What to do:
The records are to be restated in their entirety, word for word.

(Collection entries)
______

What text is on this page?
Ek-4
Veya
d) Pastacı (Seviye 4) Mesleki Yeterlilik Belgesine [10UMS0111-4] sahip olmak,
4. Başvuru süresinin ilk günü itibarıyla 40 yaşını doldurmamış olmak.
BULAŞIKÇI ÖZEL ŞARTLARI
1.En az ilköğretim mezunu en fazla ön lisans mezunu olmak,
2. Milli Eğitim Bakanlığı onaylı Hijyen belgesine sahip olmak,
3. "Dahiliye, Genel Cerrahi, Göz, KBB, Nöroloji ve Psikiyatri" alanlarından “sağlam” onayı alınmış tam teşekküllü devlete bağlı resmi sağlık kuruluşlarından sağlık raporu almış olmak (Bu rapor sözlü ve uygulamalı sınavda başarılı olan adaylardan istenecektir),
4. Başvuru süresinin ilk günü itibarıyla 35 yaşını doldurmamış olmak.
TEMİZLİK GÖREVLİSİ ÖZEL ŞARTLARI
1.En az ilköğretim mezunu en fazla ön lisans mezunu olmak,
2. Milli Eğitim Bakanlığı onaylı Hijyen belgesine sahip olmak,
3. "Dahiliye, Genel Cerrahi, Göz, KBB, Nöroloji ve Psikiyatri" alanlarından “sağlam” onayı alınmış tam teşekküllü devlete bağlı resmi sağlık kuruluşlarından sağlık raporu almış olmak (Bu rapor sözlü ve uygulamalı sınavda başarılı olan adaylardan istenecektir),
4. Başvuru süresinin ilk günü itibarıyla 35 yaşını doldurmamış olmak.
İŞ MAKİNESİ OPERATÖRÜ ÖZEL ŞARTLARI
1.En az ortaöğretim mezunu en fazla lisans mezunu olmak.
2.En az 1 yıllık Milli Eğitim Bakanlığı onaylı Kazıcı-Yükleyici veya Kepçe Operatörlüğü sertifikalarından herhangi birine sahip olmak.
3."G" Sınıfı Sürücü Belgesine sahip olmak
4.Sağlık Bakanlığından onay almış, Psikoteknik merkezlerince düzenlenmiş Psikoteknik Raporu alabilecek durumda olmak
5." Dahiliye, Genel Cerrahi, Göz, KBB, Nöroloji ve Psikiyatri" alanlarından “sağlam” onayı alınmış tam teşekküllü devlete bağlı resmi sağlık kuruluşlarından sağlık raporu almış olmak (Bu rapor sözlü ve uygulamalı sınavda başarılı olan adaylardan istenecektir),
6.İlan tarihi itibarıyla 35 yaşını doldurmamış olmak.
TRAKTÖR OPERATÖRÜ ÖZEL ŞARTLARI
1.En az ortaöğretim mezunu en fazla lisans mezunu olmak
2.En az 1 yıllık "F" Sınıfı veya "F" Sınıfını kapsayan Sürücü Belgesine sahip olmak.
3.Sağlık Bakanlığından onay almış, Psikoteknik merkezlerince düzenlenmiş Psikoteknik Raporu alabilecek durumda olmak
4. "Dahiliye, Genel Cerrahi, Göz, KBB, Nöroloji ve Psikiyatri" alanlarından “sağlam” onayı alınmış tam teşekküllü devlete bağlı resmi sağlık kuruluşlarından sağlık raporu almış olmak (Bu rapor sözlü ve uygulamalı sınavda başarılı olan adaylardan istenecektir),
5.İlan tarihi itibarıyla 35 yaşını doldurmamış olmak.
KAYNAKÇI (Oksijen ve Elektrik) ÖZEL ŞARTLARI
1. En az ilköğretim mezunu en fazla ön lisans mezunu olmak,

______

Answer to the task:
What text is on this page?
Ek-4
Veya
d) Pastacı (Seviye 4) Mesleki Yeterlilik Belgesine [10UMS0111-4] sahip olmak,
4. Başvuru süresinin ilk günü itibarıyla 40 yaşını doldurmamış olmak.
BULAŞIKÇI ÖZEL ŞARTLARI
1.En az ilköğretim mezunu en fazla ön lisans mezunu olmak,
2. Milli Eğitim Bakanlığı onaylı Hijyen belgesine sahip olmak,
3. "Dahiliye, Genel Cerrahi, Göz, KBB, Nöroloji ve Psikiyatri" alanlarından “sağlam” onayı alınmış tam teşekküllü devlete bağlı resmi sağlık kuruluşlarından sağlık raporu almış olmak (Bu rapor sözlü ve uygulamalı sınavda başarılı olan adaylardan istenecektir),
4. Başvuru süresinin ilk günü itibarıyla 35 yaşını doldurmamış olmak.
TEMİZLİK GÖREVLİSİ ÖZEL ŞARTLARI
1.En az ilköğretim mezunu en fazla ön lisans mezunu olmak,
2. Milli Eğitim Bakanlığı onaylı Hijyen belgesine sahip olmak,
3. "Dahiliye, Genel Cerrahi, Göz, KBB, Nöroloji ve Psikiyatri" alanlarından “sağlam” onayı alınmış tam teşekküllü devlete bağlı resmi sağlık kuruluşlarından sağlık raporu almış olmak (Bu rapor sözlü ve uygulamalı sınavda başarılı olan adaylardan istenecektir),
4. Başvuru süresinin ilk günü itibarıyla 35 yaşını doldurmamış olmak.
İŞ MAKİNESİ OPERATÖRÜ ÖZEL ŞARTLARI
1.En az ortaöğretim mezunu en fazla lisans mezunu olmak.
2.En az 1 yıllık Milli Eğitim Bakanlığı onaylı Kazıcı-Yükleyici veya Kepçe Operatörlüğü sertifikalarından herhangi birine sahip olmak.
3."G" Sınıfı Sürücü Belgesine sahip olmak
4.Sağlık Bakanlığından onay almış, Psikoteknik merkezlerince düzenlenmiş Psikoteknik Raporu alabilecek durumda olmak
5." Dahiliye, Genel Cerrahi, Göz, KBB, Nöroloji ve Psikiyatri" alanlarından “sağlam” onayı alınmış tam teşekküllü devlete bağlı resmi sağlık kuruluşlarından sağlık raporu almış olmak (Bu rapor sözlü ve uygulamalı sınavda başarılı olan adaylardan istenecektir),
6.İlan tarihi itibarıyla 35 yaşını doldurmamış olmak.
TRAKTÖR OPERATÖRÜ ÖZEL ŞARTLARI
1.En az ortaöğretim mezunu en fazla lisans mezunu olmak
2.En az 1 yıllık "F" Sınıfı veya "F" Sınıfını kapsayan Sürücü Belgesine sahip olmak.
3.Sağlık Bakanlığından onay almış, Psikoteknik merkezlerince düzenlenmiş Psikoteknik Raporu alabilecek durumda olmak
4. "Dahiliye, Genel Cerrahi, Göz, KBB, Nöroloji ve Psikiyatri" alanlarından “sağlam” onayı alınmış tam teşekküllü devlete bağlı resmi sağlık kuruluşlarından sağlık raporu almış olmak (Bu rapor sözlü ve uygulamalı sınavda başarılı olan adaylardan istenecektir),
5.İlan tarihi itibarıyla 35 yaşını doldurmamış olmak.
KAYNAKÇI (Oksijen ve Elektrik) ÖZEL ŞARTLARI
1. En az ilköğretim mezunu en fazla ön lisans mezunu olmak,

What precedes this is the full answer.